## [THE REQUEST]
Whenever a line below holds the word "this", copy that line.

____________________

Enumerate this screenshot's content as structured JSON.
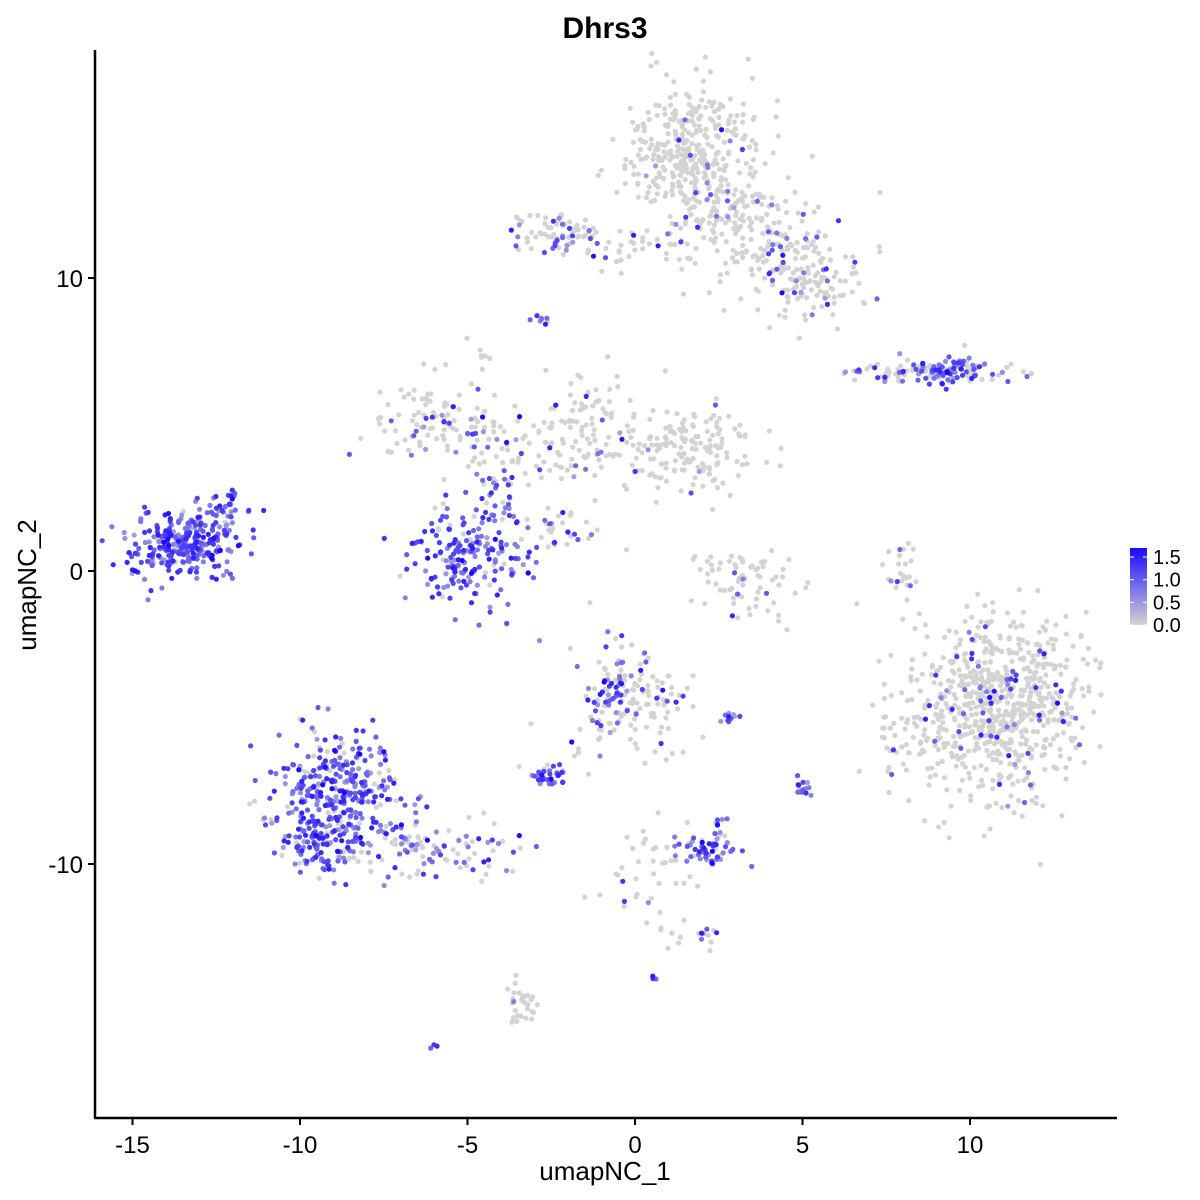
{
  "chart_data": {
    "type": "scatter",
    "title": "Dhrs3",
    "xlabel": "umapNC_1",
    "ylabel": "umapNC_2",
    "xlim": [
      -16.5,
      14.5
    ],
    "ylim": [
      -18.5,
      17.5
    ],
    "x_ticks": [
      -15,
      -10,
      -5,
      0,
      5,
      10
    ],
    "x_tick_labels": [
      "-15",
      "-10",
      "-5",
      "0",
      "5",
      "10"
    ],
    "y_ticks": [
      -10,
      0,
      10
    ],
    "y_tick_labels": [
      "-10",
      "0",
      "10"
    ],
    "grid": false,
    "legend_position": "right",
    "color_scale": {
      "low": "#d3d3d3",
      "high": "#1a0aff",
      "min": 0,
      "max": 1.7,
      "ticks": [
        0.0,
        0.5,
        1.0,
        1.5
      ],
      "tick_labels": [
        "0.0",
        "0.5",
        "1.0",
        "1.5"
      ]
    },
    "clusters": [
      {
        "cx": 1.8,
        "cy": 14.3,
        "sx": 1.0,
        "sy": 1.2,
        "n": 360,
        "expr_frac": 0.04
      },
      {
        "cx": 4.3,
        "cy": 11.2,
        "sx": 1.0,
        "sy": 0.9,
        "n": 150,
        "expr_frac": 0.12
      },
      {
        "cx": 5.3,
        "cy": 9.7,
        "sx": 0.8,
        "sy": 0.6,
        "n": 90,
        "expr_frac": 0.12
      },
      {
        "cx": 2.6,
        "cy": 12.2,
        "sx": 0.6,
        "sy": 0.7,
        "n": 60,
        "expr_frac": 0.05
      },
      {
        "cx": -2.2,
        "cy": 11.6,
        "sx": 0.8,
        "sy": 0.35,
        "n": 70,
        "expr_frac": 0.3
      },
      {
        "cx": 0.2,
        "cy": 11.0,
        "sx": 1.2,
        "sy": 0.4,
        "n": 45,
        "expr_frac": 0.08
      },
      {
        "cx": -2.8,
        "cy": 8.6,
        "sx": 0.15,
        "sy": 0.15,
        "n": 8,
        "expr_frac": 0.9
      },
      {
        "cx": -4.5,
        "cy": 7.3,
        "sx": 0.15,
        "sy": 0.15,
        "n": 6,
        "expr_frac": 0.1
      },
      {
        "cx": 8.8,
        "cy": 6.8,
        "sx": 1.4,
        "sy": 0.2,
        "n": 110,
        "expr_frac": 0.5
      },
      {
        "cx": 9.5,
        "cy": 6.9,
        "sx": 0.4,
        "sy": 0.25,
        "n": 40,
        "expr_frac": 0.9
      },
      {
        "cx": -6.2,
        "cy": 5.2,
        "sx": 1.0,
        "sy": 0.7,
        "n": 90,
        "expr_frac": 0.2
      },
      {
        "cx": -4.0,
        "cy": 4.2,
        "sx": 1.0,
        "sy": 0.8,
        "n": 70,
        "expr_frac": 0.15
      },
      {
        "cx": -1.3,
        "cy": 5.2,
        "sx": 0.8,
        "sy": 0.8,
        "n": 70,
        "expr_frac": 0.12
      },
      {
        "cx": 1.8,
        "cy": 4.2,
        "sx": 1.0,
        "sy": 0.7,
        "n": 140,
        "expr_frac": 0.05
      },
      {
        "cx": -0.8,
        "cy": 3.8,
        "sx": 1.0,
        "sy": 0.5,
        "n": 50,
        "expr_frac": 0.08
      },
      {
        "cx": -13.5,
        "cy": 0.9,
        "sx": 0.8,
        "sy": 0.6,
        "n": 260,
        "expr_frac": 0.98
      },
      {
        "cx": -12.2,
        "cy": 1.8,
        "sx": 0.4,
        "sy": 0.5,
        "n": 50,
        "expr_frac": 0.9
      },
      {
        "cx": -5.0,
        "cy": 0.4,
        "sx": 0.9,
        "sy": 0.9,
        "n": 190,
        "expr_frac": 0.9
      },
      {
        "cx": -4.2,
        "cy": 2.2,
        "sx": 0.4,
        "sy": 0.6,
        "n": 25,
        "expr_frac": 0.85
      },
      {
        "cx": -2.0,
        "cy": 1.3,
        "sx": 0.6,
        "sy": 0.4,
        "n": 25,
        "expr_frac": 0.5
      },
      {
        "cx": 3.3,
        "cy": -0.3,
        "sx": 0.7,
        "sy": 0.6,
        "n": 70,
        "expr_frac": 0.08
      },
      {
        "cx": 8.0,
        "cy": -0.2,
        "sx": 0.2,
        "sy": 0.6,
        "n": 25,
        "expr_frac": 0.15
      },
      {
        "cx": 10.9,
        "cy": -4.6,
        "sx": 1.3,
        "sy": 1.5,
        "n": 700,
        "expr_frac": 0.1
      },
      {
        "cx": 8.5,
        "cy": -5.6,
        "sx": 0.7,
        "sy": 1.0,
        "n": 60,
        "expr_frac": 0.06
      },
      {
        "cx": -0.5,
        "cy": -4.0,
        "sx": 0.5,
        "sy": 0.7,
        "n": 110,
        "expr_frac": 0.45
      },
      {
        "cx": 0.8,
        "cy": -4.8,
        "sx": 0.7,
        "sy": 0.7,
        "n": 50,
        "expr_frac": 0.2
      },
      {
        "cx": 2.8,
        "cy": -5.0,
        "sx": 0.2,
        "sy": 0.1,
        "n": 10,
        "expr_frac": 1.0
      },
      {
        "cx": -2.5,
        "cy": -7.0,
        "sx": 0.3,
        "sy": 0.2,
        "n": 35,
        "expr_frac": 0.8
      },
      {
        "cx": -1.6,
        "cy": -5.8,
        "sx": 0.4,
        "sy": 0.5,
        "n": 10,
        "expr_frac": 0.3
      },
      {
        "cx": 5.0,
        "cy": -7.4,
        "sx": 0.15,
        "sy": 0.3,
        "n": 15,
        "expr_frac": 0.9
      },
      {
        "cx": 2.2,
        "cy": -9.5,
        "sx": 0.5,
        "sy": 0.3,
        "n": 55,
        "expr_frac": 0.85
      },
      {
        "cx": 2.5,
        "cy": -8.6,
        "sx": 0.1,
        "sy": 0.15,
        "n": 6,
        "expr_frac": 0.8
      },
      {
        "cx": -8.7,
        "cy": -7.5,
        "sx": 1.0,
        "sy": 1.2,
        "n": 330,
        "expr_frac": 0.85
      },
      {
        "cx": -9.6,
        "cy": -9.2,
        "sx": 0.6,
        "sy": 0.5,
        "n": 90,
        "expr_frac": 0.85
      },
      {
        "cx": -6.2,
        "cy": -9.5,
        "sx": 1.4,
        "sy": 0.5,
        "n": 110,
        "expr_frac": 0.45
      },
      {
        "cx": 0.5,
        "cy": -10.8,
        "sx": 0.7,
        "sy": 1.1,
        "n": 40,
        "expr_frac": 0.08
      },
      {
        "cx": 2.0,
        "cy": -12.4,
        "sx": 0.4,
        "sy": 0.2,
        "n": 15,
        "expr_frac": 0.2
      },
      {
        "cx": -3.4,
        "cy": -14.7,
        "sx": 0.2,
        "sy": 0.4,
        "n": 30,
        "expr_frac": 0.05
      },
      {
        "cx": 0.6,
        "cy": -13.9,
        "sx": 0.05,
        "sy": 0.05,
        "n": 3,
        "expr_frac": 1.0
      },
      {
        "cx": -6.0,
        "cy": -16.2,
        "sx": 0.05,
        "sy": 0.05,
        "n": 3,
        "expr_frac": 0.6
      },
      {
        "cx": -2.2,
        "cy": -2.0,
        "sx": 1.8,
        "sy": 3.5,
        "n": 10,
        "expr_frac": 0.05
      }
    ]
  }
}
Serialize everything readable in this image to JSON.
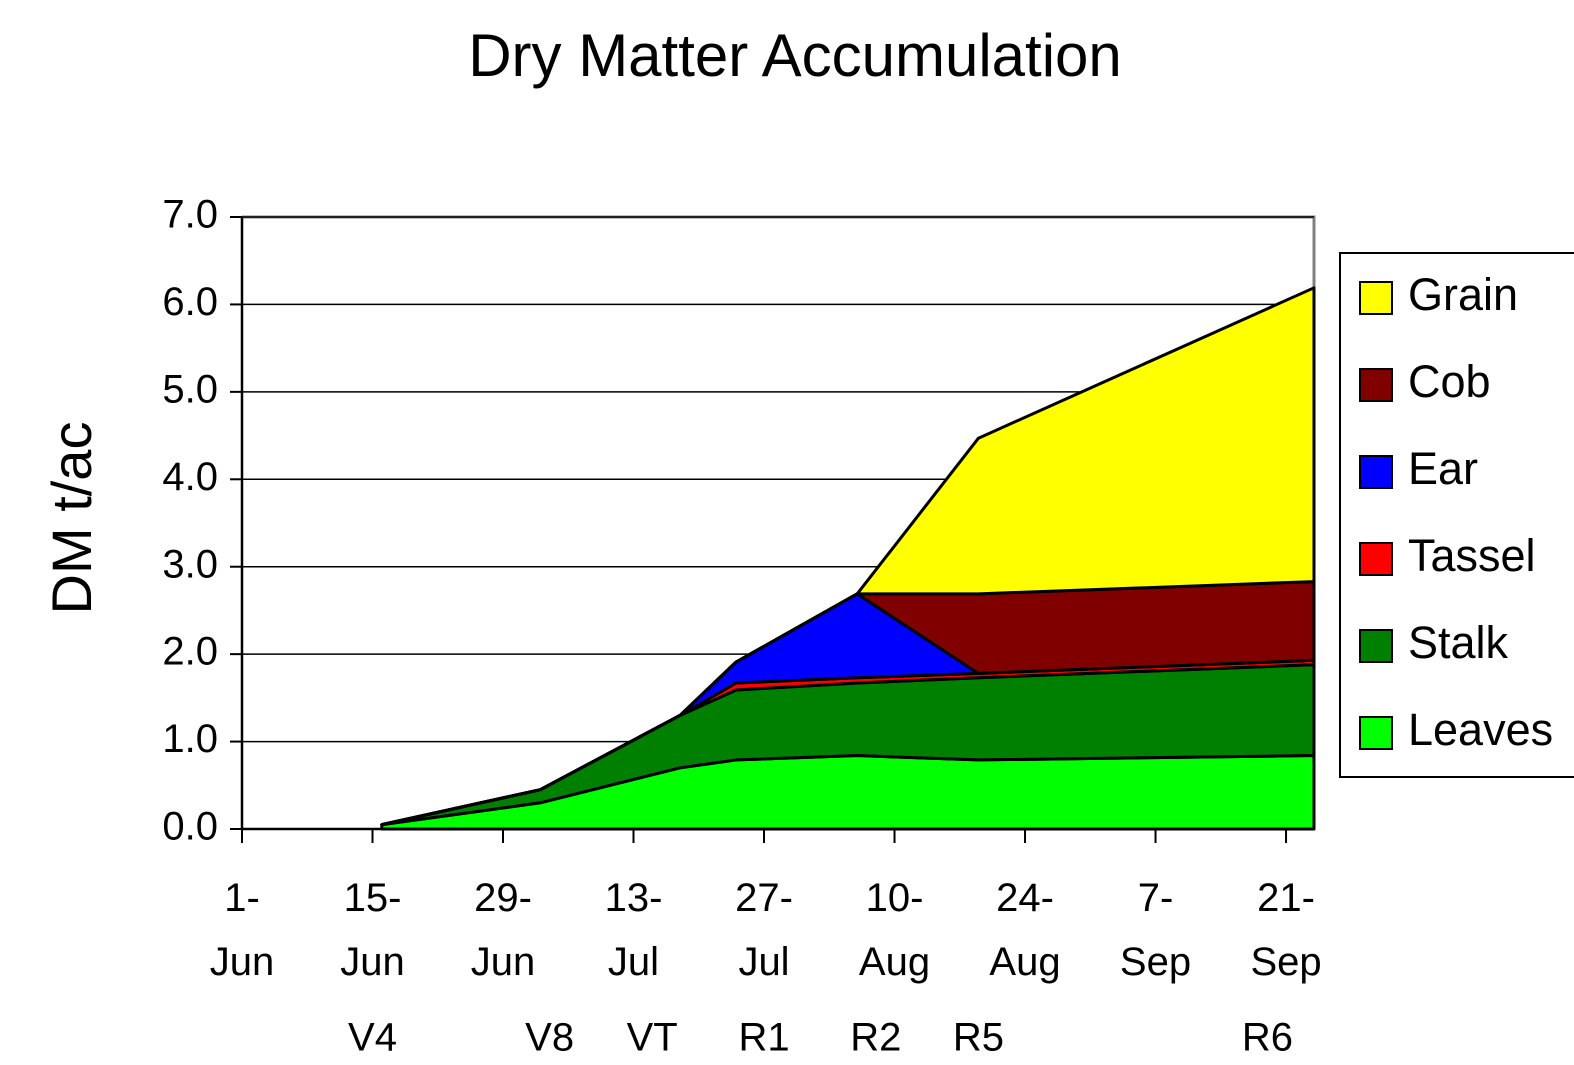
{
  "chart_data": {
    "type": "stacked_area",
    "title": "Dry Matter Accumulation",
    "y_label": "DM t/ac",
    "x": [
      "06-16",
      "07-03",
      "07-18",
      "07-24",
      "08-06",
      "08-19",
      "09-24"
    ],
    "xlim": [
      "06-01",
      "09-24"
    ],
    "xticks": [
      {
        "value": "06-01",
        "label": "1-Jun"
      },
      {
        "value": "06-15",
        "label": "15-Jun"
      },
      {
        "value": "06-29",
        "label": "29-Jun"
      },
      {
        "value": "07-13",
        "label": "13-Jul"
      },
      {
        "value": "07-27",
        "label": "27-Jul"
      },
      {
        "value": "08-10",
        "label": "10-Aug"
      },
      {
        "value": "08-24",
        "label": "24-Aug"
      },
      {
        "value": "09-07",
        "label": "7-Sep"
      },
      {
        "value": "09-21",
        "label": "21-Sep"
      }
    ],
    "ylim": [
      0,
      7
    ],
    "yticks": [
      {
        "value": 0,
        "label": "0.0"
      },
      {
        "value": 1,
        "label": "1.0"
      },
      {
        "value": 2,
        "label": "2.0"
      },
      {
        "value": 3,
        "label": "3.0"
      },
      {
        "value": 4,
        "label": "4.0"
      },
      {
        "value": 5,
        "label": "5.0"
      },
      {
        "value": 6,
        "label": "6.0"
      },
      {
        "value": 7,
        "label": "7.0"
      }
    ],
    "grid": true,
    "legend": "right",
    "series": [
      {
        "name": "Leaves",
        "color": "#00ff00",
        "values": [
          0.05,
          0.3,
          0.7,
          0.79,
          0.84,
          0.79,
          0.84
        ]
      },
      {
        "name": "Stalk",
        "color": "#008000",
        "values": [
          0,
          0.15,
          0.6,
          0.8,
          0.83,
          0.94,
          1.04
        ]
      },
      {
        "name": "Tassel",
        "color": "#ff0000",
        "values": [
          0,
          0,
          0,
          0.08,
          0.06,
          0.05,
          0.05
        ]
      },
      {
        "name": "Ear",
        "color": "#0000ff",
        "values": [
          0,
          0,
          0,
          0.24,
          0.96,
          0,
          0
        ]
      },
      {
        "name": "Cob",
        "color": "#800000",
        "values": [
          0,
          0,
          0,
          0,
          0,
          0.91,
          0.9
        ]
      },
      {
        "name": "Grain",
        "color": "#ffff00",
        "values": [
          0,
          0,
          0,
          0,
          0,
          1.78,
          3.36
        ]
      }
    ],
    "annotations": [
      {
        "text": "V4",
        "x": "06-15"
      },
      {
        "text": "V8",
        "x": "07-04"
      },
      {
        "text": "VT",
        "x": "07-15"
      },
      {
        "text": "R1",
        "x": "07-27"
      },
      {
        "text": "R2",
        "x": "08-08"
      },
      {
        "text": "R5",
        "x": "08-19"
      },
      {
        "text": "R6",
        "x": "09-19"
      }
    ]
  }
}
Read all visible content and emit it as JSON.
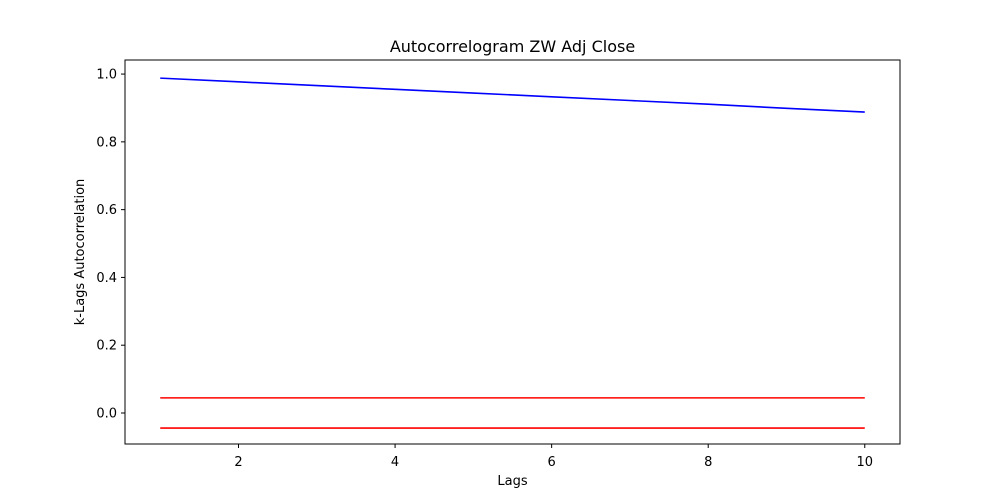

____________________

## [COMPLETED EXERCISE]
Enumerate this screenshot's content as structured JSON.
Serialize everything readable in this image to JSON.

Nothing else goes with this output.